- _WHAT IS ASKED_:
Work through the data line by line, gathering every line that has the word "heart".

Extracted data entries:
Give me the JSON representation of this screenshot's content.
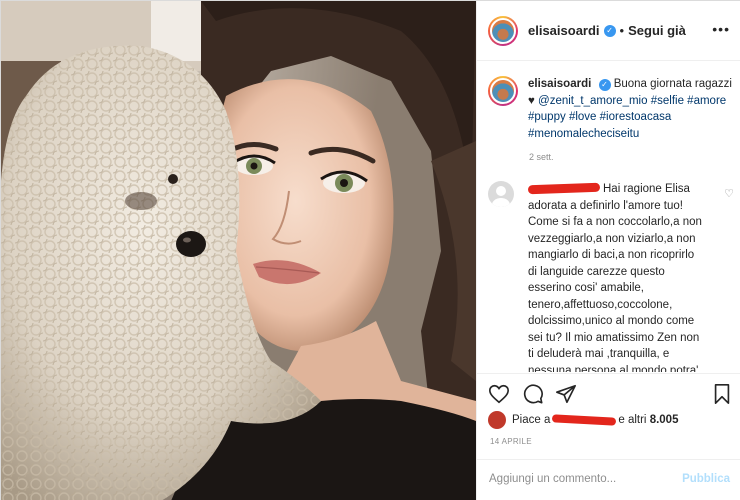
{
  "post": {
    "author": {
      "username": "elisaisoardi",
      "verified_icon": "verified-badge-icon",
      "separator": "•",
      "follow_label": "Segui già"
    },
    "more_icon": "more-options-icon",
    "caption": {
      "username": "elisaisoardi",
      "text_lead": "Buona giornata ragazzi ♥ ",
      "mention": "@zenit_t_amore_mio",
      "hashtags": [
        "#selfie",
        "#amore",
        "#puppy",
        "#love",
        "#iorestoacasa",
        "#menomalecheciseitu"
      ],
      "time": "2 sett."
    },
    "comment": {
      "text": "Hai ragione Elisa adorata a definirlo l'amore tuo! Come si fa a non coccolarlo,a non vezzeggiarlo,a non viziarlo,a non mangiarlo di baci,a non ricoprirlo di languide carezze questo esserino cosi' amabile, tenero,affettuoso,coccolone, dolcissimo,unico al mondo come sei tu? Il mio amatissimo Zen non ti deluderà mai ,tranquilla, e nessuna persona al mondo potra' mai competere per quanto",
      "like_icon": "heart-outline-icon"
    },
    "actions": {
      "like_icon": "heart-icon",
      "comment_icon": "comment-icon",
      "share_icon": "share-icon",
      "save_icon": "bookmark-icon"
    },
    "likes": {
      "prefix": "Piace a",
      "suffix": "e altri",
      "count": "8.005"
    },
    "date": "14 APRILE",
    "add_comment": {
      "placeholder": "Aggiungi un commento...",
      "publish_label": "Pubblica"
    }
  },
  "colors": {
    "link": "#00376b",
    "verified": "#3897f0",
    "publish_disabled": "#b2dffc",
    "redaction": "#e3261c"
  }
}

- _REPLY_:
      "like_icon": "heart-outline-icon"
      "like_icon": "heart-icon",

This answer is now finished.